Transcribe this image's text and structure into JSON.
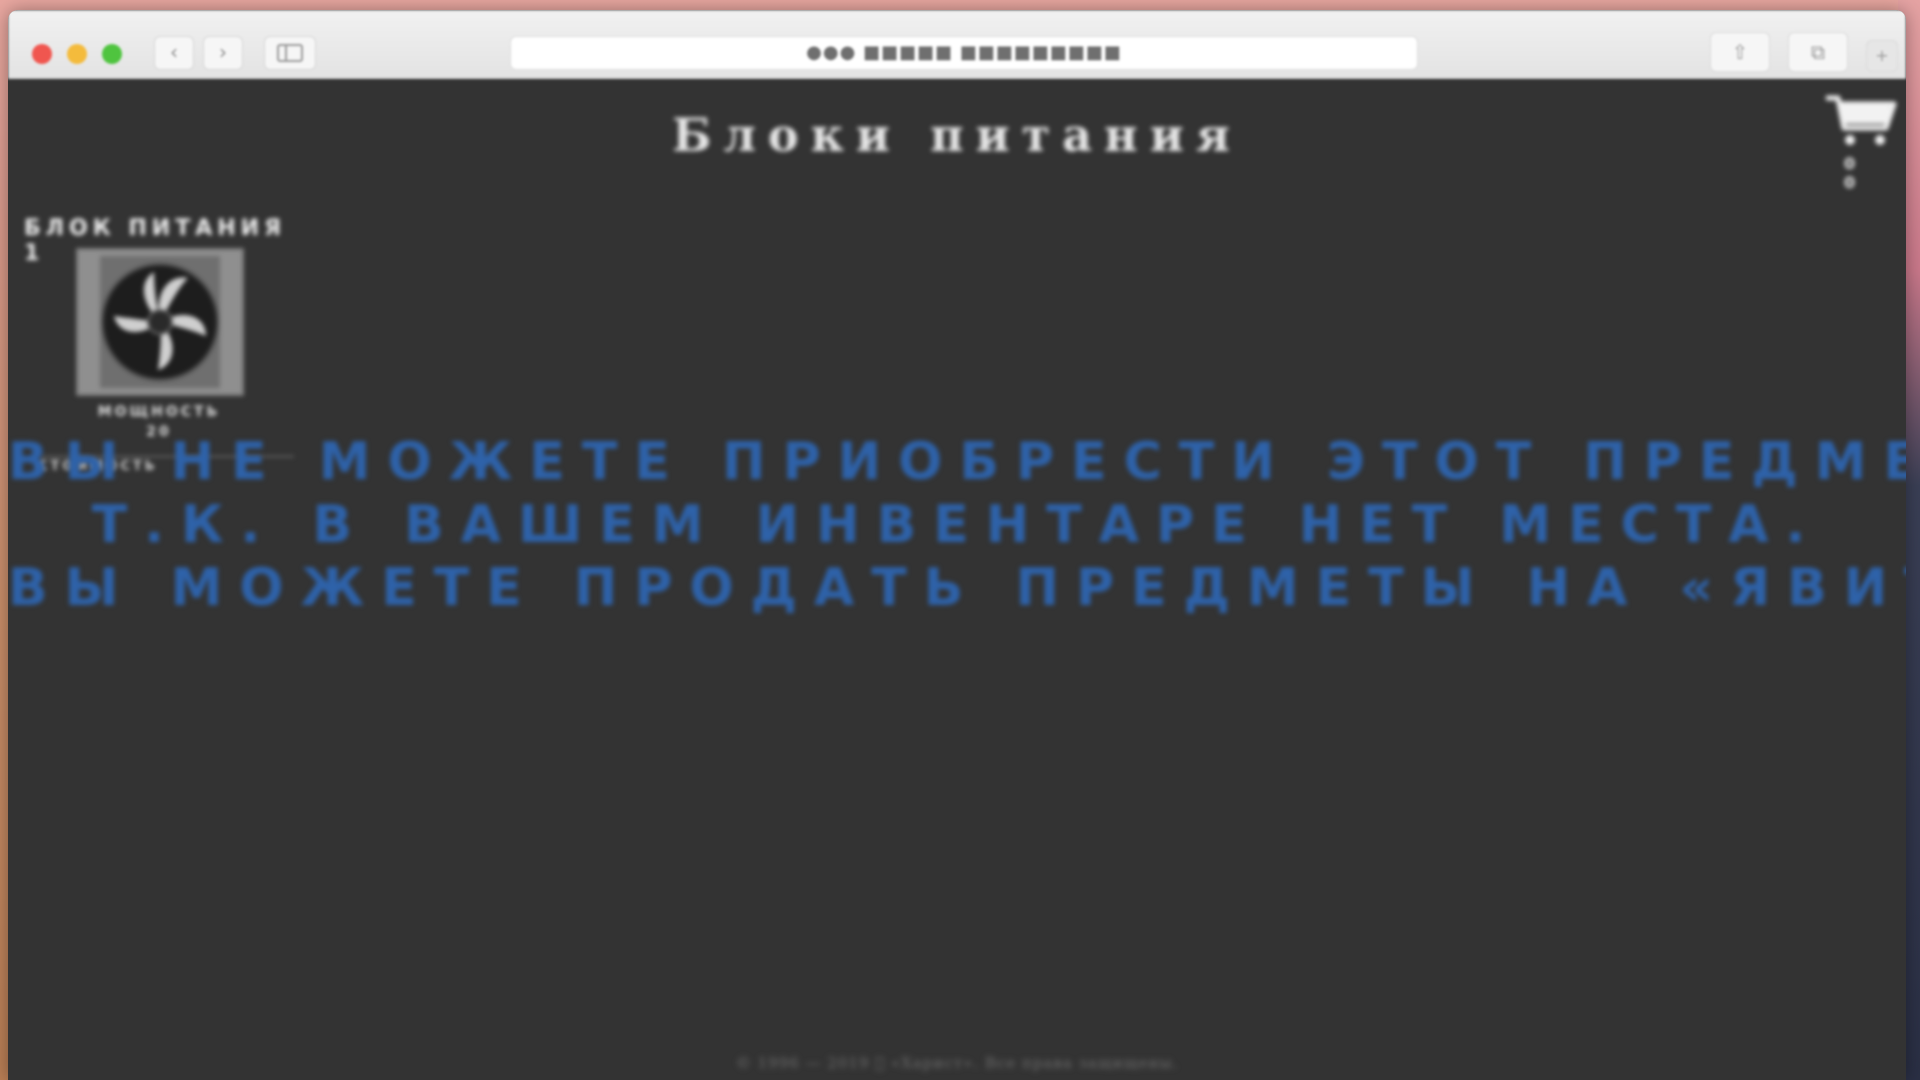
{
  "browser": {
    "url": "●●● ■■■■■ ■■■■■■■■■",
    "back_glyph": "‹",
    "forward_glyph": "›",
    "share_glyph": "⇧",
    "tabs_glyph": "⧉",
    "new_tab_glyph": "+"
  },
  "page": {
    "title": "Блоки питания",
    "cart_count": "0 0"
  },
  "product": {
    "name": "БЛОК ПИТАНИЯ 1",
    "spec_line1": "МОЩНОСТЬ",
    "spec_line2": "20",
    "price_line": "СТОИМОСТЬ"
  },
  "message": {
    "line1": "ВЫ НЕ МОЖЕТЕ ПРИОБРЕСТИ ЭТОТ ПРЕДМЕТ",
    "line2": "Т.К. В ВАШЕМ ИНВЕНТАРЕ НЕТ МЕСТА.",
    "line3": "ВЫ МОЖЕТЕ ПРОДАТЬ ПРЕДМЕТЫ НА «ЯВИТЯ»",
    "color": "#2e62a9"
  },
  "footer": {
    "text": "© 1996 — 2019 \u0000 «Харист». Все права защищены."
  }
}
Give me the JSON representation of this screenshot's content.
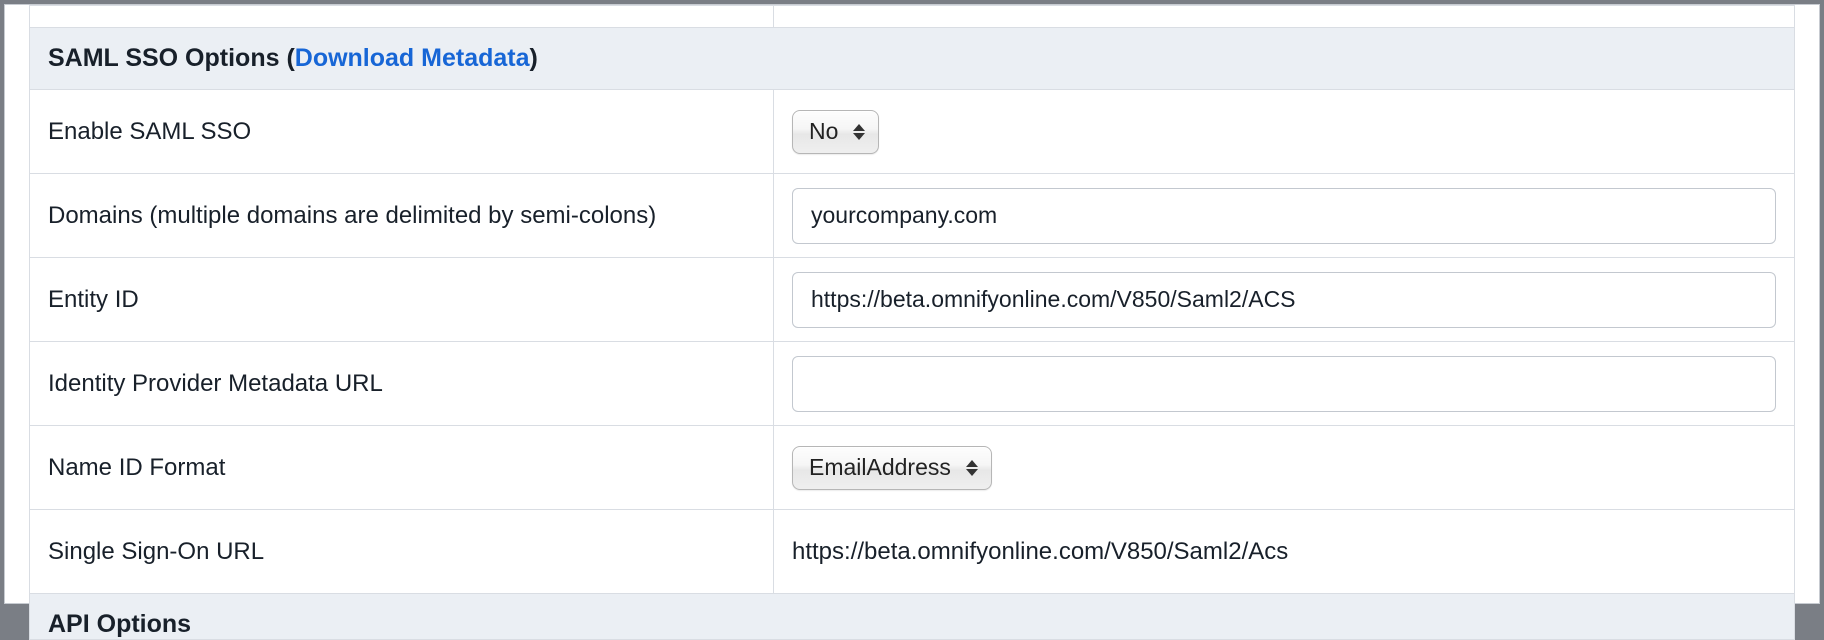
{
  "sections": {
    "saml": {
      "header_prefix": "SAML SSO Options (",
      "header_link": "Download Metadata",
      "header_suffix": ")"
    },
    "api": {
      "header": "API Options"
    }
  },
  "rows": {
    "enable_saml": {
      "label": "Enable SAML SSO",
      "value": "No"
    },
    "domains": {
      "label": "Domains (multiple domains are delimited by semi-colons)",
      "value": "yourcompany.com"
    },
    "entity_id": {
      "label": "Entity ID",
      "value": "https://beta.omnifyonline.com/V850/Saml2/ACS"
    },
    "idp_metadata": {
      "label": "Identity Provider Metadata URL",
      "value": ""
    },
    "name_id_format": {
      "label": "Name ID Format",
      "value": "EmailAddress"
    },
    "sso_url": {
      "label": "Single Sign-On URL",
      "value": "https://beta.omnifyonline.com/V850/Saml2/Acs"
    }
  }
}
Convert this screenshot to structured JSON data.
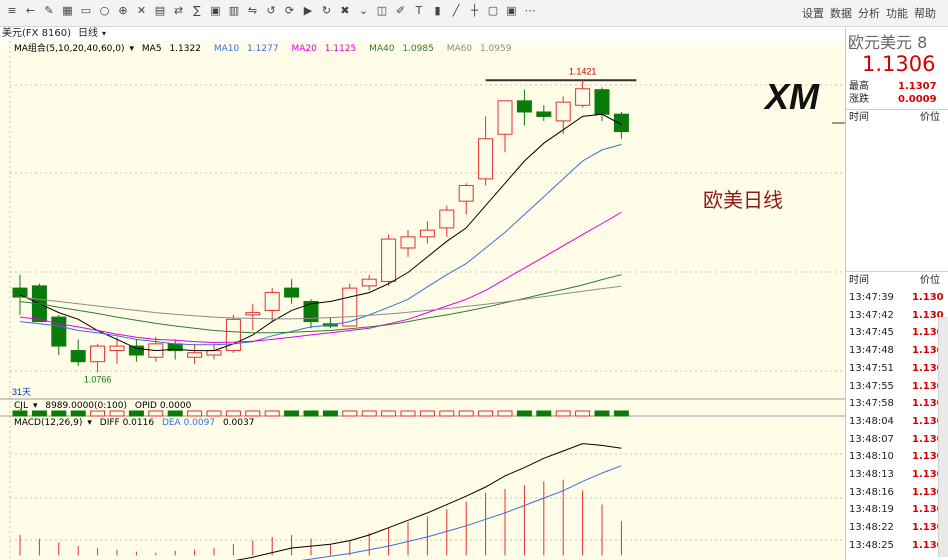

━━━━

▸ Task goal:
Answer with one number only: how many lines above contain the word "this".

▸ Response below:
3